EXERCISE: I'd like the entries that follow repeated exactly, with the pictures left out.

RECORDED INFORMATION:
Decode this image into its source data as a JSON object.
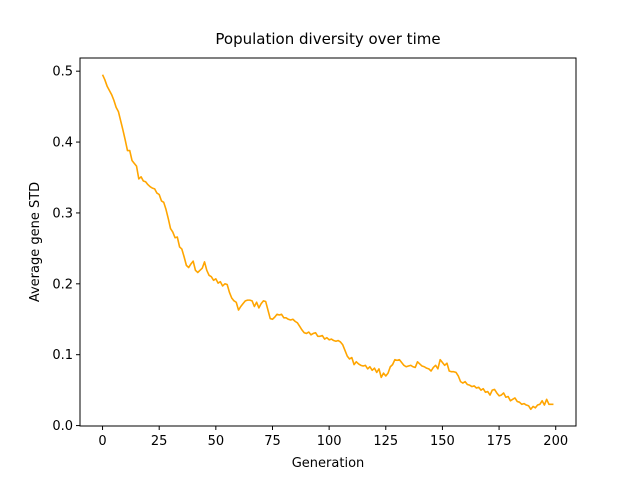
{
  "chart_data": {
    "type": "line",
    "title": "Population diversity over time",
    "xlabel": "Generation",
    "ylabel": "Average gene STD",
    "x": [
      0,
      1,
      2,
      3,
      4,
      5,
      6,
      7,
      8,
      9,
      10,
      11,
      12,
      13,
      14,
      15,
      16,
      17,
      18,
      19,
      20,
      21,
      22,
      23,
      24,
      25,
      26,
      27,
      28,
      29,
      30,
      31,
      32,
      33,
      34,
      35,
      36,
      37,
      38,
      39,
      40,
      41,
      42,
      43,
      44,
      45,
      46,
      47,
      48,
      49,
      50,
      51,
      52,
      53,
      54,
      55,
      56,
      57,
      58,
      59,
      60,
      61,
      62,
      63,
      64,
      65,
      66,
      67,
      68,
      69,
      70,
      71,
      72,
      73,
      74,
      75,
      76,
      77,
      78,
      79,
      80,
      81,
      82,
      83,
      84,
      85,
      86,
      87,
      88,
      89,
      90,
      91,
      92,
      93,
      94,
      95,
      96,
      97,
      98,
      99,
      100,
      101,
      102,
      103,
      104,
      105,
      106,
      107,
      108,
      109,
      110,
      111,
      112,
      113,
      114,
      115,
      116,
      117,
      118,
      119,
      120,
      121,
      122,
      123,
      124,
      125,
      126,
      127,
      128,
      129,
      130,
      131,
      132,
      133,
      134,
      135,
      136,
      137,
      138,
      139,
      140,
      141,
      142,
      143,
      144,
      145,
      146,
      147,
      148,
      149,
      150,
      151,
      152,
      153,
      154,
      155,
      156,
      157,
      158,
      159,
      160,
      161,
      162,
      163,
      164,
      165,
      166,
      167,
      168,
      169,
      170,
      171,
      172,
      173,
      174,
      175,
      176,
      177,
      178,
      179,
      180,
      181,
      182,
      183,
      184,
      185,
      186,
      187,
      188,
      189,
      190,
      191,
      192,
      193,
      194,
      195,
      196,
      197,
      198,
      199
    ],
    "series": [
      {
        "color": "#ffa500",
        "values": [
          0.495,
          0.488,
          0.479,
          0.473,
          0.467,
          0.459,
          0.449,
          0.443,
          0.43,
          0.417,
          0.403,
          0.388,
          0.388,
          0.374,
          0.37,
          0.366,
          0.348,
          0.351,
          0.345,
          0.344,
          0.34,
          0.337,
          0.335,
          0.334,
          0.328,
          0.326,
          0.317,
          0.315,
          0.305,
          0.292,
          0.278,
          0.273,
          0.265,
          0.266,
          0.252,
          0.249,
          0.238,
          0.226,
          0.223,
          0.228,
          0.232,
          0.219,
          0.216,
          0.219,
          0.222,
          0.231,
          0.219,
          0.212,
          0.21,
          0.205,
          0.207,
          0.201,
          0.203,
          0.197,
          0.2,
          0.199,
          0.188,
          0.18,
          0.176,
          0.174,
          0.163,
          0.168,
          0.172,
          0.176,
          0.177,
          0.177,
          0.176,
          0.168,
          0.174,
          0.166,
          0.172,
          0.176,
          0.175,
          0.163,
          0.151,
          0.15,
          0.153,
          0.157,
          0.156,
          0.157,
          0.152,
          0.152,
          0.15,
          0.149,
          0.15,
          0.147,
          0.145,
          0.14,
          0.135,
          0.131,
          0.13,
          0.132,
          0.128,
          0.13,
          0.131,
          0.126,
          0.126,
          0.127,
          0.122,
          0.124,
          0.121,
          0.122,
          0.12,
          0.119,
          0.12,
          0.118,
          0.114,
          0.106,
          0.098,
          0.094,
          0.096,
          0.086,
          0.09,
          0.087,
          0.085,
          0.084,
          0.085,
          0.08,
          0.083,
          0.078,
          0.081,
          0.075,
          0.08,
          0.068,
          0.074,
          0.07,
          0.074,
          0.083,
          0.086,
          0.093,
          0.092,
          0.093,
          0.089,
          0.085,
          0.083,
          0.084,
          0.085,
          0.083,
          0.082,
          0.09,
          0.087,
          0.084,
          0.083,
          0.081,
          0.08,
          0.077,
          0.082,
          0.085,
          0.08,
          0.093,
          0.089,
          0.085,
          0.088,
          0.077,
          0.076,
          0.076,
          0.075,
          0.07,
          0.062,
          0.06,
          0.062,
          0.058,
          0.057,
          0.055,
          0.056,
          0.053,
          0.054,
          0.05,
          0.052,
          0.047,
          0.048,
          0.043,
          0.05,
          0.051,
          0.046,
          0.042,
          0.043,
          0.046,
          0.04,
          0.041,
          0.035,
          0.037,
          0.039,
          0.034,
          0.033,
          0.03,
          0.031,
          0.029,
          0.028,
          0.023,
          0.027,
          0.025,
          0.029,
          0.03,
          0.035,
          0.029,
          0.037,
          0.03,
          0.03,
          0.03
        ]
      }
    ],
    "xlim": [
      -9.95,
      208.95
    ],
    "xticks": [
      0,
      25,
      50,
      75,
      100,
      125,
      150,
      175,
      200
    ],
    "ylim": [
      -0.0006,
      0.5186
    ],
    "yticks": [
      {
        "value": 0,
        "label": "0.0"
      },
      0.1,
      0.2,
      0.3,
      0.4,
      0.5
    ],
    "grid": false
  }
}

SOLUTION FOR THIS PROBLEM:
Decode this image into its source data as a JSON object.
{
  "chart_data": {
    "type": "line",
    "title": "Population diversity over time",
    "xlabel": "Generation",
    "ylabel": "Average gene STD",
    "x": [
      0,
      1,
      2,
      3,
      4,
      5,
      6,
      7,
      8,
      9,
      10,
      11,
      12,
      13,
      14,
      15,
      16,
      17,
      18,
      19,
      20,
      21,
      22,
      23,
      24,
      25,
      26,
      27,
      28,
      29,
      30,
      31,
      32,
      33,
      34,
      35,
      36,
      37,
      38,
      39,
      40,
      41,
      42,
      43,
      44,
      45,
      46,
      47,
      48,
      49,
      50,
      51,
      52,
      53,
      54,
      55,
      56,
      57,
      58,
      59,
      60,
      61,
      62,
      63,
      64,
      65,
      66,
      67,
      68,
      69,
      70,
      71,
      72,
      73,
      74,
      75,
      76,
      77,
      78,
      79,
      80,
      81,
      82,
      83,
      84,
      85,
      86,
      87,
      88,
      89,
      90,
      91,
      92,
      93,
      94,
      95,
      96,
      97,
      98,
      99,
      100,
      101,
      102,
      103,
      104,
      105,
      106,
      107,
      108,
      109,
      110,
      111,
      112,
      113,
      114,
      115,
      116,
      117,
      118,
      119,
      120,
      121,
      122,
      123,
      124,
      125,
      126,
      127,
      128,
      129,
      130,
      131,
      132,
      133,
      134,
      135,
      136,
      137,
      138,
      139,
      140,
      141,
      142,
      143,
      144,
      145,
      146,
      147,
      148,
      149,
      150,
      151,
      152,
      153,
      154,
      155,
      156,
      157,
      158,
      159,
      160,
      161,
      162,
      163,
      164,
      165,
      166,
      167,
      168,
      169,
      170,
      171,
      172,
      173,
      174,
      175,
      176,
      177,
      178,
      179,
      180,
      181,
      182,
      183,
      184,
      185,
      186,
      187,
      188,
      189,
      190,
      191,
      192,
      193,
      194,
      195,
      196,
      197,
      198,
      199
    ],
    "series": [
      {
        "color": "#ffa500",
        "values": [
          0.495,
          0.488,
          0.479,
          0.473,
          0.467,
          0.459,
          0.449,
          0.443,
          0.43,
          0.417,
          0.403,
          0.388,
          0.388,
          0.374,
          0.37,
          0.366,
          0.348,
          0.351,
          0.345,
          0.344,
          0.34,
          0.337,
          0.335,
          0.334,
          0.328,
          0.326,
          0.317,
          0.315,
          0.305,
          0.292,
          0.278,
          0.273,
          0.265,
          0.266,
          0.252,
          0.249,
          0.238,
          0.226,
          0.223,
          0.228,
          0.232,
          0.219,
          0.216,
          0.219,
          0.222,
          0.231,
          0.219,
          0.212,
          0.21,
          0.205,
          0.207,
          0.201,
          0.203,
          0.197,
          0.2,
          0.199,
          0.188,
          0.18,
          0.176,
          0.174,
          0.163,
          0.168,
          0.172,
          0.176,
          0.177,
          0.177,
          0.176,
          0.168,
          0.174,
          0.166,
          0.172,
          0.176,
          0.175,
          0.163,
          0.151,
          0.15,
          0.153,
          0.157,
          0.156,
          0.157,
          0.152,
          0.152,
          0.15,
          0.149,
          0.15,
          0.147,
          0.145,
          0.14,
          0.135,
          0.131,
          0.13,
          0.132,
          0.128,
          0.13,
          0.131,
          0.126,
          0.126,
          0.127,
          0.122,
          0.124,
          0.121,
          0.122,
          0.12,
          0.119,
          0.12,
          0.118,
          0.114,
          0.106,
          0.098,
          0.094,
          0.096,
          0.086,
          0.09,
          0.087,
          0.085,
          0.084,
          0.085,
          0.08,
          0.083,
          0.078,
          0.081,
          0.075,
          0.08,
          0.068,
          0.074,
          0.07,
          0.074,
          0.083,
          0.086,
          0.093,
          0.092,
          0.093,
          0.089,
          0.085,
          0.083,
          0.084,
          0.085,
          0.083,
          0.082,
          0.09,
          0.087,
          0.084,
          0.083,
          0.081,
          0.08,
          0.077,
          0.082,
          0.085,
          0.08,
          0.093,
          0.089,
          0.085,
          0.088,
          0.077,
          0.076,
          0.076,
          0.075,
          0.07,
          0.062,
          0.06,
          0.062,
          0.058,
          0.057,
          0.055,
          0.056,
          0.053,
          0.054,
          0.05,
          0.052,
          0.047,
          0.048,
          0.043,
          0.05,
          0.051,
          0.046,
          0.042,
          0.043,
          0.046,
          0.04,
          0.041,
          0.035,
          0.037,
          0.039,
          0.034,
          0.033,
          0.03,
          0.031,
          0.029,
          0.028,
          0.023,
          0.027,
          0.025,
          0.029,
          0.03,
          0.035,
          0.029,
          0.037,
          0.03,
          0.03,
          0.03
        ]
      }
    ],
    "xlim": [
      -9.95,
      208.95
    ],
    "xticks": [
      0,
      25,
      50,
      75,
      100,
      125,
      150,
      175,
      200
    ],
    "ylim": [
      -0.0006,
      0.5186
    ],
    "yticks": [
      {
        "value": 0,
        "label": "0.0"
      },
      0.1,
      0.2,
      0.3,
      0.4,
      0.5
    ],
    "grid": false
  }
}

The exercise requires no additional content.